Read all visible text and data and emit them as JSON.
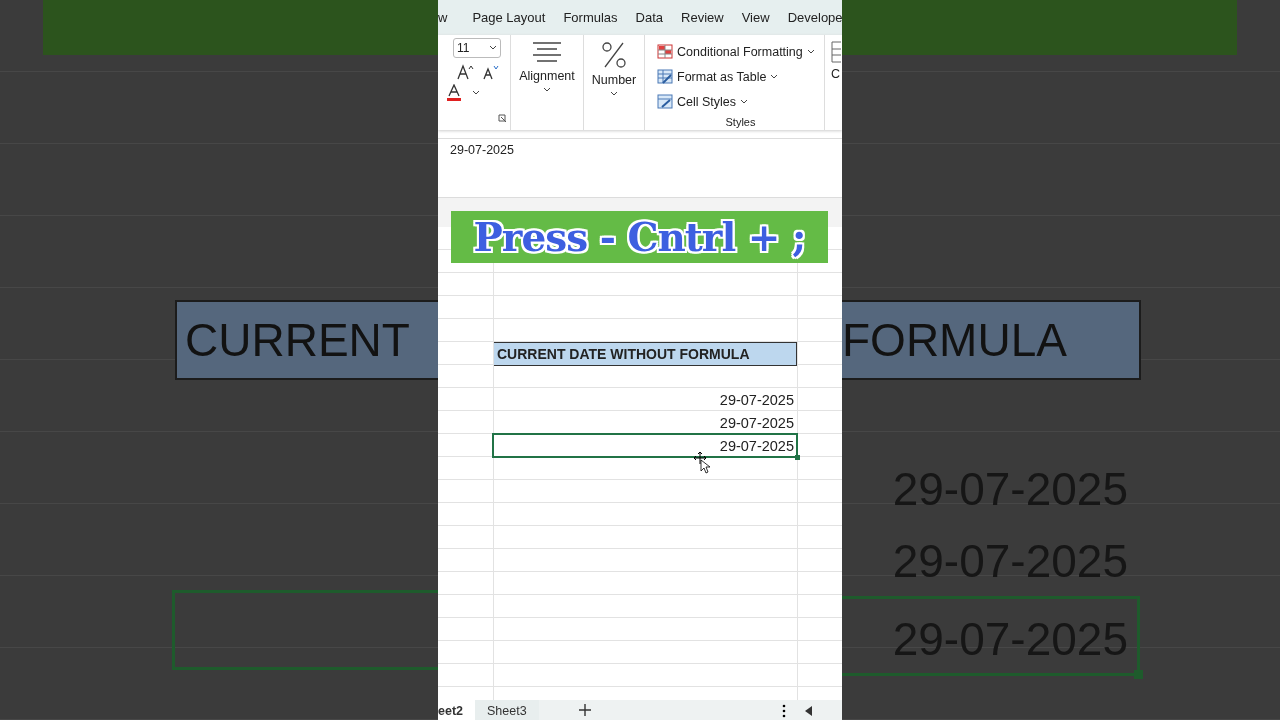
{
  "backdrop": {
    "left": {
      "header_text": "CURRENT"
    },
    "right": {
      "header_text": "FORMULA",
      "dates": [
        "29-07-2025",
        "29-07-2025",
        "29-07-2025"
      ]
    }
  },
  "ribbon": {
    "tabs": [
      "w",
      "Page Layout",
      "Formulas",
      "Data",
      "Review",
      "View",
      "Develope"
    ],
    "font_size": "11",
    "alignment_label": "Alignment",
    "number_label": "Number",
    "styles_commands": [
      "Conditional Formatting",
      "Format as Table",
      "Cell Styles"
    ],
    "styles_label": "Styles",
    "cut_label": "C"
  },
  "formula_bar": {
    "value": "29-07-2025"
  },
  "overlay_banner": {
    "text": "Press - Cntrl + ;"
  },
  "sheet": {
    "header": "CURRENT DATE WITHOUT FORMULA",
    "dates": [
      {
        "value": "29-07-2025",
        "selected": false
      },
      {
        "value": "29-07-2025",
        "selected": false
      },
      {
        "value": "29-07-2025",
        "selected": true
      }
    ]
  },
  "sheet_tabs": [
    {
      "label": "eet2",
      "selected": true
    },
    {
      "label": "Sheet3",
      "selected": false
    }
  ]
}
...
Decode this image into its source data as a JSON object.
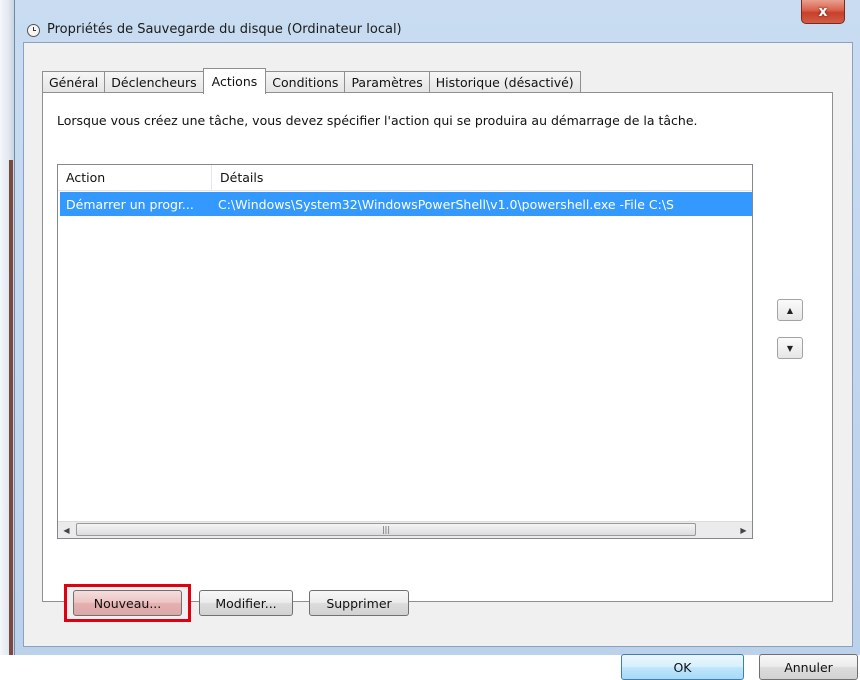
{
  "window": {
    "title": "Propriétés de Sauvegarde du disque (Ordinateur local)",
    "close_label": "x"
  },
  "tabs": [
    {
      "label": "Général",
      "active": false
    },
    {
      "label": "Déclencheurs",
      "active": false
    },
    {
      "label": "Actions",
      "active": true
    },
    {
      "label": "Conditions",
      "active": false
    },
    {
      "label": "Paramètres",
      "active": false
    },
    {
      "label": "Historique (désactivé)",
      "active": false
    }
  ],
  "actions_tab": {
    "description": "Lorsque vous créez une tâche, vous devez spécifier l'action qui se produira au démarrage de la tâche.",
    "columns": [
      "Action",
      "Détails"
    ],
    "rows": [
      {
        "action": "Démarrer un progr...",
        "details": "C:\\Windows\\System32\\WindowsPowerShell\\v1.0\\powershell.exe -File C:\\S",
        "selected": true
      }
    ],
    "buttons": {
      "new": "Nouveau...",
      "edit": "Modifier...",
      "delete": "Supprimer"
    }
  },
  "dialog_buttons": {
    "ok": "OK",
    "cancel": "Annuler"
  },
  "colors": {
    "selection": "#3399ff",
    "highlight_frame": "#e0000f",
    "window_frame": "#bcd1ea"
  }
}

THE REQUEST: For each line in the data above that contains the string "JSON", extract the line.

ANSWER TO THIS PROBLEM:
Read all visible text and data and emit them as JSON.
Decode this image into its source data as a JSON object.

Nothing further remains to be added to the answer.